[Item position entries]

________

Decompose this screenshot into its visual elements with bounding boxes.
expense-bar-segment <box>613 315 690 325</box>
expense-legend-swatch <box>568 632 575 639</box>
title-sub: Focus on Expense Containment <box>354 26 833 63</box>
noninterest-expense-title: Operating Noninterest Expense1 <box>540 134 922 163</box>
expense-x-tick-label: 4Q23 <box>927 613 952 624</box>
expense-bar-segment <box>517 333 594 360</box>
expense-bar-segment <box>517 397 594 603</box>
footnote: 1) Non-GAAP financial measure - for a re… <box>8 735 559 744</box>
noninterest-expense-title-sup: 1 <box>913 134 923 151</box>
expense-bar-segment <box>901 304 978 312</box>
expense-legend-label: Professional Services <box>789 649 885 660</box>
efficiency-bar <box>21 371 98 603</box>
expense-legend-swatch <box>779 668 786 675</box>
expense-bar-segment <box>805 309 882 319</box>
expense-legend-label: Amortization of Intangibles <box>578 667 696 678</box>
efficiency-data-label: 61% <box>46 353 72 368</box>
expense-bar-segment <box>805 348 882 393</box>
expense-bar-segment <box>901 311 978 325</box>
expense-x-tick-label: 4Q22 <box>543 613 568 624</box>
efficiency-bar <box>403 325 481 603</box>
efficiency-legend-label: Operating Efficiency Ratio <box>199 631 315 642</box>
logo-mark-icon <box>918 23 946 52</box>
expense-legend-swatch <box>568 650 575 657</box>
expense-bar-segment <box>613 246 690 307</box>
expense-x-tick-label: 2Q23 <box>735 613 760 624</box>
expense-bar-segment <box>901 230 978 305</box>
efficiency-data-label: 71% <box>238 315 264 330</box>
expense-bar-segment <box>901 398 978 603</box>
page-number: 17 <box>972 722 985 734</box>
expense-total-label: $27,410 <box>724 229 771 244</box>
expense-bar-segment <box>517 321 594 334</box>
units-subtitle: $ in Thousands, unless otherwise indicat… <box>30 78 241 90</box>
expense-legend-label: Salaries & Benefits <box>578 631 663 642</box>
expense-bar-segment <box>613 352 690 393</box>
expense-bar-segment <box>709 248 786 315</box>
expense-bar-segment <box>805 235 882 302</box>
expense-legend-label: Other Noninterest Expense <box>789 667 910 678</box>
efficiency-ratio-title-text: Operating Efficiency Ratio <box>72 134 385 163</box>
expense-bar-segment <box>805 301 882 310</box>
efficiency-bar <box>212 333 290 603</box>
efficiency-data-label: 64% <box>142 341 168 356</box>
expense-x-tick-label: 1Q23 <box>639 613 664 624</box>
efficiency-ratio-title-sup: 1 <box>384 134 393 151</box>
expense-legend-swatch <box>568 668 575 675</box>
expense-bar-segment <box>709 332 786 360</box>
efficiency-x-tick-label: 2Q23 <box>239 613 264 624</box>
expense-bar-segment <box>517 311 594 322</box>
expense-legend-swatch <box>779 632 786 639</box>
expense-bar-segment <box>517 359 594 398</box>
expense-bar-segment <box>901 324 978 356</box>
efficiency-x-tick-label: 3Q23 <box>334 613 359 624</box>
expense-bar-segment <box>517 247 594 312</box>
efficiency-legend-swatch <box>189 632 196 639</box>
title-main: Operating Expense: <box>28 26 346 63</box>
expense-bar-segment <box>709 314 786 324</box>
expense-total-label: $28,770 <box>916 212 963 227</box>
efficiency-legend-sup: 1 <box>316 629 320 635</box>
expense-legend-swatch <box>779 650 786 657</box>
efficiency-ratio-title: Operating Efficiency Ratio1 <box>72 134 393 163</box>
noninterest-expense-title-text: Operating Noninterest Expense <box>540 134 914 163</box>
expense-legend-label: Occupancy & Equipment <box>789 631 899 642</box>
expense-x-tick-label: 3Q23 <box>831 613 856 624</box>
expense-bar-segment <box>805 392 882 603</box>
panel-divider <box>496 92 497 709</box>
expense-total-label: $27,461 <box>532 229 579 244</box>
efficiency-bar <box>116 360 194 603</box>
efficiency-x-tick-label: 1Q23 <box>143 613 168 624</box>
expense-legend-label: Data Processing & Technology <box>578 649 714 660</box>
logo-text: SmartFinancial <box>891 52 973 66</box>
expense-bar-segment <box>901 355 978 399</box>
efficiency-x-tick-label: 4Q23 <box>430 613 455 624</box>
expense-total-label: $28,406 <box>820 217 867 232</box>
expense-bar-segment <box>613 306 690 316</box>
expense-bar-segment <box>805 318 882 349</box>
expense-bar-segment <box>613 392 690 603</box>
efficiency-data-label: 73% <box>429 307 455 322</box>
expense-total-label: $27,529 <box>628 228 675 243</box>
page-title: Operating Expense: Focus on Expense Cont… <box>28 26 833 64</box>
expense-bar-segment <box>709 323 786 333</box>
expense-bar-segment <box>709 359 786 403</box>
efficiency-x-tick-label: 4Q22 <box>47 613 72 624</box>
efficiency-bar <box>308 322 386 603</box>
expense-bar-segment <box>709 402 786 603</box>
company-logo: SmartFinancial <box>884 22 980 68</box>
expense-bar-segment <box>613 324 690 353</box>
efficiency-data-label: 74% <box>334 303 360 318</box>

________

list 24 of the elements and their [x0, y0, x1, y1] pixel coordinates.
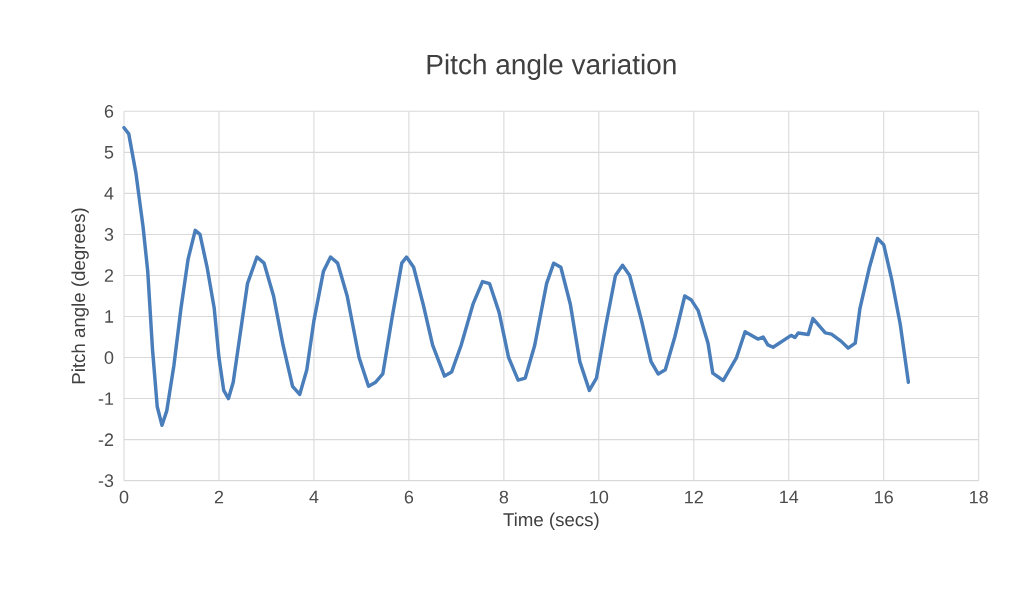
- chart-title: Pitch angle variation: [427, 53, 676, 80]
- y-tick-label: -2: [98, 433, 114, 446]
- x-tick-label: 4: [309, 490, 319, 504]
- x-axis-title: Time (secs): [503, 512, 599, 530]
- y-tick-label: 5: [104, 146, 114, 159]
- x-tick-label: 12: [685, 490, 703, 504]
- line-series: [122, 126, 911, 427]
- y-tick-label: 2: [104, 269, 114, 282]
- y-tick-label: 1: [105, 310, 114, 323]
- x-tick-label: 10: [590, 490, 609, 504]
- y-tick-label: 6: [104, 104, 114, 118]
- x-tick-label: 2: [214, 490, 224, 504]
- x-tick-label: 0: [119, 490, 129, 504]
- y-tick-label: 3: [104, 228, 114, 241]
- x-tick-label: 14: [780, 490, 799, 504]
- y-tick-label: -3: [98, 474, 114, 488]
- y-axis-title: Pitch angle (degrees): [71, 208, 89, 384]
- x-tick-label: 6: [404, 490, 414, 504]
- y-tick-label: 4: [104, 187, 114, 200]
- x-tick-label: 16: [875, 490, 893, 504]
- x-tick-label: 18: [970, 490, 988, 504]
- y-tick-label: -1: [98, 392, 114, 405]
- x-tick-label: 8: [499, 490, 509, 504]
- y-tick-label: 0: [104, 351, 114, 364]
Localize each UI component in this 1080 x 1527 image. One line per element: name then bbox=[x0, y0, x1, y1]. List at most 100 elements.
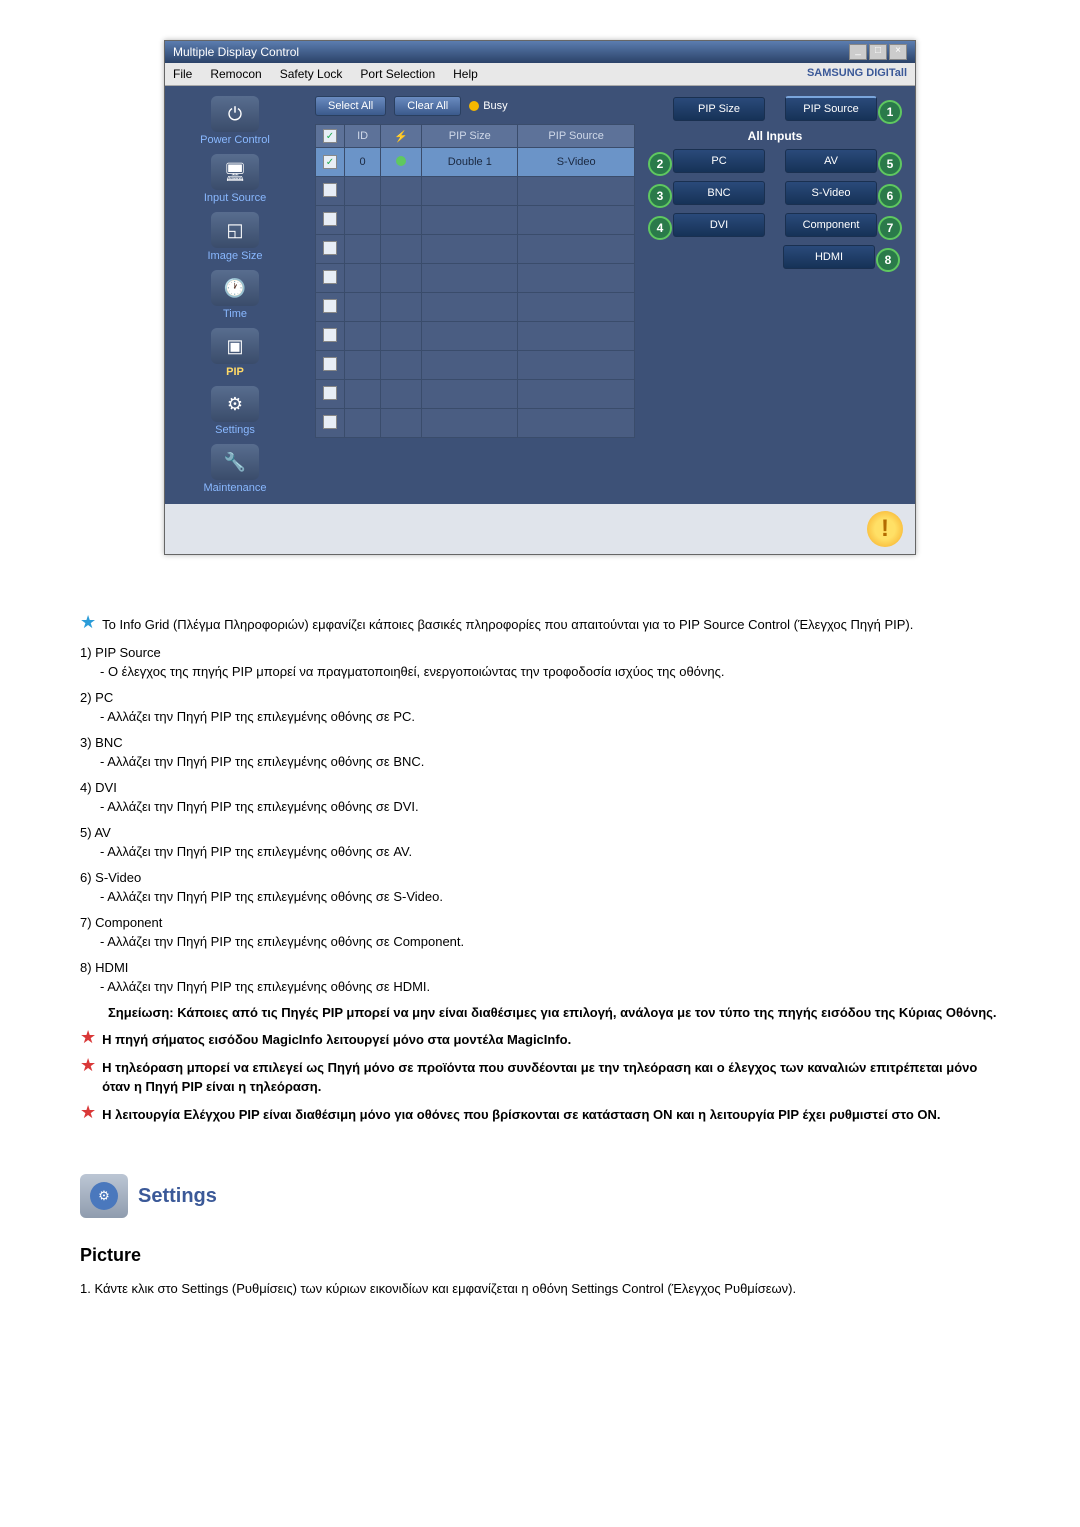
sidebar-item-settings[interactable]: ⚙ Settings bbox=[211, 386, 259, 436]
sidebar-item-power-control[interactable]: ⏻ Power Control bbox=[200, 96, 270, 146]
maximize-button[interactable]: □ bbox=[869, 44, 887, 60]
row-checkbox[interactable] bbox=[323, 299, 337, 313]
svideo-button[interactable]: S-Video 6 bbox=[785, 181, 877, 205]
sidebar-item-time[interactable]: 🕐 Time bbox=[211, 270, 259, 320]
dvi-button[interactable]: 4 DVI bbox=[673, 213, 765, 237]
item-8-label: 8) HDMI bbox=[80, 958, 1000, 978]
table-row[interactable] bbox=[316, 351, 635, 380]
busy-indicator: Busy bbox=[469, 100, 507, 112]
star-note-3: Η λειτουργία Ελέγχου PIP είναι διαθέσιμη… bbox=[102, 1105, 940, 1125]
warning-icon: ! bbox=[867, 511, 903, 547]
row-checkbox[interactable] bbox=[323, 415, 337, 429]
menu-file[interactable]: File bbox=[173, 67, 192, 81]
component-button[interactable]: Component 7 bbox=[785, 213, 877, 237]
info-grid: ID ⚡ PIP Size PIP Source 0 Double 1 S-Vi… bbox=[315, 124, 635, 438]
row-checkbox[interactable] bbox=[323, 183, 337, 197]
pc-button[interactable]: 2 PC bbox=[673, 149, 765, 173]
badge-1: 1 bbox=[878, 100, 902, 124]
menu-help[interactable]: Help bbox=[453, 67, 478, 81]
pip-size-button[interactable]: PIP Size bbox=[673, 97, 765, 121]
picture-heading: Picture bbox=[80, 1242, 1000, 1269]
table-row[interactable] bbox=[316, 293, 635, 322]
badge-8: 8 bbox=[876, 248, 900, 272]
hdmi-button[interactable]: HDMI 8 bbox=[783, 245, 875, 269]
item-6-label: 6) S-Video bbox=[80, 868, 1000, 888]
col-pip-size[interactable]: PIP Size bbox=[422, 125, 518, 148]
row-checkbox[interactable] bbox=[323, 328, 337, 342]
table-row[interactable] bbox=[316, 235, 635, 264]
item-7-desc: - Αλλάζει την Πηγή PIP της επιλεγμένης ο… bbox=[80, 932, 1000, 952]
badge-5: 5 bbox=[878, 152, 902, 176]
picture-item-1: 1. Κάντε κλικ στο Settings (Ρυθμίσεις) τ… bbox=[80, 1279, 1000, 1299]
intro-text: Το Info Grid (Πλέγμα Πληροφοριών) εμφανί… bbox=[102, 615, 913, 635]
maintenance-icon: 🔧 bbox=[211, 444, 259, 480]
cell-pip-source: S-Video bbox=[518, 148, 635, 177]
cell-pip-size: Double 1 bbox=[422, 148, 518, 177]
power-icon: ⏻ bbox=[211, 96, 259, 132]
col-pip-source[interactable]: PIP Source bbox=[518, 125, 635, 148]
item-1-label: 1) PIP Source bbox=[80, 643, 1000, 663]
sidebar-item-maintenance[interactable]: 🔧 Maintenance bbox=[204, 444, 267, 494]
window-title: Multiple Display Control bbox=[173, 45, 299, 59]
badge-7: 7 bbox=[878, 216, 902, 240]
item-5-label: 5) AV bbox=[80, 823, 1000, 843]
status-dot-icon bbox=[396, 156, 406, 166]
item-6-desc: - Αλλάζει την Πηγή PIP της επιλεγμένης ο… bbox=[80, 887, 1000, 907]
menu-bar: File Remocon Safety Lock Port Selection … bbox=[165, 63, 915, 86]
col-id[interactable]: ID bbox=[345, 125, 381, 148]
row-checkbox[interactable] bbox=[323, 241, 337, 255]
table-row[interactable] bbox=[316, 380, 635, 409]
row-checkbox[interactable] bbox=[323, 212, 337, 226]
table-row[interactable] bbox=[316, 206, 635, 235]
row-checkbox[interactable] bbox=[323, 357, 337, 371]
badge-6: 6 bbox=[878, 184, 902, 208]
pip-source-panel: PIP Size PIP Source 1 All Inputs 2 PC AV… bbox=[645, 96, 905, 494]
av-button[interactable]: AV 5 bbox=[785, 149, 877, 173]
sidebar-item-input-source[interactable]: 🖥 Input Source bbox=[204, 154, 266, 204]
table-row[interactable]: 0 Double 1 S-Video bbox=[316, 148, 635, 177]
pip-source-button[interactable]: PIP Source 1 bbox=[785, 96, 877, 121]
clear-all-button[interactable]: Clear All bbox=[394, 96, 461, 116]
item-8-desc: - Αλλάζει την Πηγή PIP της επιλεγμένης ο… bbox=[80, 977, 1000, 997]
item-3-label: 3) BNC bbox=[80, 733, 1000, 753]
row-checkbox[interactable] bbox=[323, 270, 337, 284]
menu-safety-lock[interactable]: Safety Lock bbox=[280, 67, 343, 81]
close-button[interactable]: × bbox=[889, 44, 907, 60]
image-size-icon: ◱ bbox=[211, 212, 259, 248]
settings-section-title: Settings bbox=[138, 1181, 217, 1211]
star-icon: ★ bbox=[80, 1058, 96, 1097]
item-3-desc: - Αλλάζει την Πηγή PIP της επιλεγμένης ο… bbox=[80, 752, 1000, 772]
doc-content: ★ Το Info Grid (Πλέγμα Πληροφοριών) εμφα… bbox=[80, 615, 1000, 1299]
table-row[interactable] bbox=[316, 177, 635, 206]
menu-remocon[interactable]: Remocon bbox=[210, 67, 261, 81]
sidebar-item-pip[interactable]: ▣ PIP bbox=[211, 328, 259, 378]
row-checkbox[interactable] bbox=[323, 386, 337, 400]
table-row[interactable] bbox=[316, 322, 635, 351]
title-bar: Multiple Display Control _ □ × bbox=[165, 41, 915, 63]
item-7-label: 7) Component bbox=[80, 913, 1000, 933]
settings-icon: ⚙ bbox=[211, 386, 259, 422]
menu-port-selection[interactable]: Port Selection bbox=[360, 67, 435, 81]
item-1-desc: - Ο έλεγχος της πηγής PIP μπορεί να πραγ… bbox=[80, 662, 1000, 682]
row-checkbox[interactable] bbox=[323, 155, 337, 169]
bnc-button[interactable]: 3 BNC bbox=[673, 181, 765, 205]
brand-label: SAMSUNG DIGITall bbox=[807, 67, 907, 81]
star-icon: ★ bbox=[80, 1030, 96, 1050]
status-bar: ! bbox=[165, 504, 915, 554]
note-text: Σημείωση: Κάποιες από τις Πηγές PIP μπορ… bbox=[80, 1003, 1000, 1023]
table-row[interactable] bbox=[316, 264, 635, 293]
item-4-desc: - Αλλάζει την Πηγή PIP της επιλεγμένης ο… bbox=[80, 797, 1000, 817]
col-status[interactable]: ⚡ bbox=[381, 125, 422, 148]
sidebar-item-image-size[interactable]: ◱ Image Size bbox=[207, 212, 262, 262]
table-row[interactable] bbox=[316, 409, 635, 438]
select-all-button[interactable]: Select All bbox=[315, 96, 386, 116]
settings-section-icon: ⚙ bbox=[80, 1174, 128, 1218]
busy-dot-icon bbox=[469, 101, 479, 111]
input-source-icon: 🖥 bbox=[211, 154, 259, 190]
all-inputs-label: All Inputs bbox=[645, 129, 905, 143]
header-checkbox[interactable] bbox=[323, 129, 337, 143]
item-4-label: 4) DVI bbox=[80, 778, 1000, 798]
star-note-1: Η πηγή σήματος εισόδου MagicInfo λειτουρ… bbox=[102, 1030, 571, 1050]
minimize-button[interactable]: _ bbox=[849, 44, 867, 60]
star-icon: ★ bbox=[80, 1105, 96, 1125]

________

### What the exercise asks
Copy out, unchanged, the part of the data that opens with the line containing "sidebar-item-settings[interactable]: ⚙ Settings" and closes with the line containing "pip-size-button[interactable]: PIP Size", both of those lines included.

### Complete answer
sidebar-item-settings[interactable]: ⚙ Settings bbox=[211, 386, 259, 436]
sidebar-item-power-control[interactable]: ⏻ Power Control bbox=[200, 96, 270, 146]
maximize-button[interactable]: □ bbox=[869, 44, 887, 60]
row-checkbox[interactable] bbox=[323, 299, 337, 313]
svideo-button[interactable]: S-Video 6 bbox=[785, 181, 877, 205]
sidebar-item-time[interactable]: 🕐 Time bbox=[211, 270, 259, 320]
dvi-button[interactable]: 4 DVI bbox=[673, 213, 765, 237]
item-8-label: 8) HDMI bbox=[80, 958, 1000, 978]
table-row[interactable] bbox=[316, 351, 635, 380]
busy-indicator: Busy bbox=[469, 100, 507, 112]
star-note-3: Η λειτουργία Ελέγχου PIP είναι διαθέσιμη… bbox=[102, 1105, 940, 1125]
warning-icon: ! bbox=[867, 511, 903, 547]
row-checkbox[interactable] bbox=[323, 415, 337, 429]
menu-file[interactable]: File bbox=[173, 67, 192, 81]
component-button[interactable]: Component 7 bbox=[785, 213, 877, 237]
info-grid: ID ⚡ PIP Size PIP Source 0 Double 1 S-Vi… bbox=[315, 124, 635, 438]
row-checkbox[interactable] bbox=[323, 183, 337, 197]
pc-button[interactable]: 2 PC bbox=[673, 149, 765, 173]
badge-1: 1 bbox=[878, 100, 902, 124]
menu-help[interactable]: Help bbox=[453, 67, 478, 81]
pip-size-button[interactable]: PIP Size bbox=[673, 97, 765, 121]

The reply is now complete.